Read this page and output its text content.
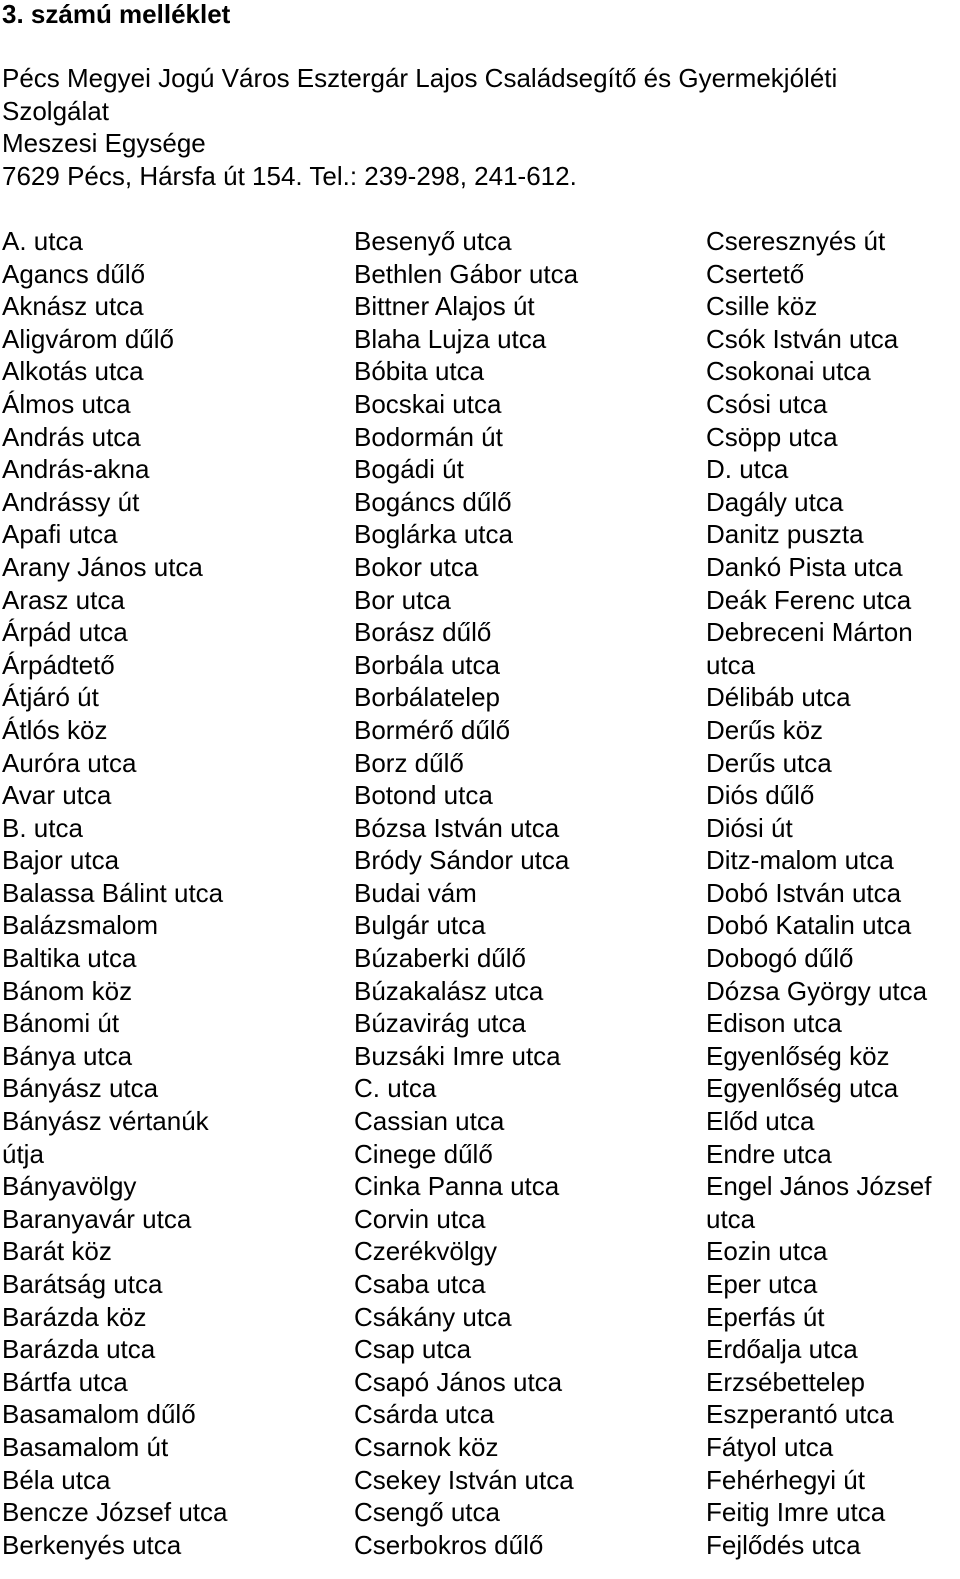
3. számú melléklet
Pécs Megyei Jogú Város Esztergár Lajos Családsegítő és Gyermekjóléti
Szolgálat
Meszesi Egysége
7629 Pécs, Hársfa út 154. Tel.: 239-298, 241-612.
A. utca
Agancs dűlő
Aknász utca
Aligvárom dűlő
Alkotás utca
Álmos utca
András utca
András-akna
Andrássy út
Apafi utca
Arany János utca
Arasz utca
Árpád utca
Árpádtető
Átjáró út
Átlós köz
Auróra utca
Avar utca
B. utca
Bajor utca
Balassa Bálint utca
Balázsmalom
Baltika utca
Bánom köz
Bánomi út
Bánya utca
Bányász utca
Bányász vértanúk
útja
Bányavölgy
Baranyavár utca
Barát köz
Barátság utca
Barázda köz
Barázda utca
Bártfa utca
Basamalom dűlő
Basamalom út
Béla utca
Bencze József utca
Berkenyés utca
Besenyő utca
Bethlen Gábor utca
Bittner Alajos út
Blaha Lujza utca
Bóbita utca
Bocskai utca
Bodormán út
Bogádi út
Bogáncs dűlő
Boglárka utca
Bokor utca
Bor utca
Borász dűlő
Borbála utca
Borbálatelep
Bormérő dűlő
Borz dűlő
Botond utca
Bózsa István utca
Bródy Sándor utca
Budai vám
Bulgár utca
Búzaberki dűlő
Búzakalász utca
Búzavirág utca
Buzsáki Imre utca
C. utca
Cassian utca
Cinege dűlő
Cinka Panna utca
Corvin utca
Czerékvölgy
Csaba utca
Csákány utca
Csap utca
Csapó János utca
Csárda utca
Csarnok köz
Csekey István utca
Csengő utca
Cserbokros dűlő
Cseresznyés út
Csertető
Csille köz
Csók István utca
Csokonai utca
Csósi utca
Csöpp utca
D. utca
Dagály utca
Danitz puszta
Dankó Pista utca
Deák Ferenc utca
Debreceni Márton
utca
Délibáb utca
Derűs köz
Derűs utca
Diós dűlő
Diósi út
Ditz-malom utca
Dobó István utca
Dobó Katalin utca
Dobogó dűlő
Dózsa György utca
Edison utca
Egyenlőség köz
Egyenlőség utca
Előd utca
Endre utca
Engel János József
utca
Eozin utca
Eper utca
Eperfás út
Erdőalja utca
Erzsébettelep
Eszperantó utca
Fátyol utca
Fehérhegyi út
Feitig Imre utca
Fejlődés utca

····················

Pictures stay out; reproduce every line of the records exactly.

### Written answer
Read this page and output its text content.
3. számú melléklet
Pécs Megyei Jogú Város Esztergár Lajos Családsegítő és Gyermekjóléti
Szolgálat
Meszesi Egysége
7629 Pécs, Hársfa út 154. Tel.: 239-298, 241-612.
A. utca
Agancs dűlő
Aknász utca
Aligvárom dűlő
Alkotás utca
Álmos utca
András utca
András-akna
Andrássy út
Apafi utca
Arany János utca
Arasz utca
Árpád utca
Árpádtető
Átjáró út
Átlós köz
Auróra utca
Avar utca
B. utca
Bajor utca
Balassa Bálint utca
Balázsmalom
Baltika utca
Bánom köz
Bánomi út
Bánya utca
Bányász utca
Bányász vértanúk
útja
Bányavölgy
Baranyavár utca
Barát köz
Barátság utca
Barázda köz
Barázda utca
Bártfa utca
Basamalom dűlő
Basamalom út
Béla utca
Bencze József utca
Berkenyés utca
Besenyő utca
Bethlen Gábor utca
Bittner Alajos út
Blaha Lujza utca
Bóbita utca
Bocskai utca
Bodormán út
Bogádi út
Bogáncs dűlő
Boglárka utca
Bokor utca
Bor utca
Borász dűlő
Borbála utca
Borbálatelep
Bormérő dűlő
Borz dűlő
Botond utca
Bózsa István utca
Bródy Sándor utca
Budai vám
Bulgár utca
Búzaberki dűlő
Búzakalász utca
Búzavirág utca
Buzsáki Imre utca
C. utca
Cassian utca
Cinege dűlő
Cinka Panna utca
Corvin utca
Czerékvölgy
Csaba utca
Csákány utca
Csap utca
Csapó János utca
Csárda utca
Csarnok köz
Csekey István utca
Csengő utca
Cserbokros dűlő
Cseresznyés út
Csertető
Csille köz
Csók István utca
Csokonai utca
Csósi utca
Csöpp utca
D. utca
Dagály utca
Danitz puszta
Dankó Pista utca
Deák Ferenc utca
Debreceni Márton
utca
Délibáb utca
Derűs köz
Derűs utca
Diós dűlő
Diósi út
Ditz-malom utca
Dobó István utca
Dobó Katalin utca
Dobogó dűlő
Dózsa György utca
Edison utca
Egyenlőség köz
Egyenlőség utca
Előd utca
Endre utca
Engel János József
utca
Eozin utca
Eper utca
Eperfás út
Erdőalja utca
Erzsébettelep
Eszperantó utca
Fátyol utca
Fehérhegyi út
Feitig Imre utca
Fejlődés utca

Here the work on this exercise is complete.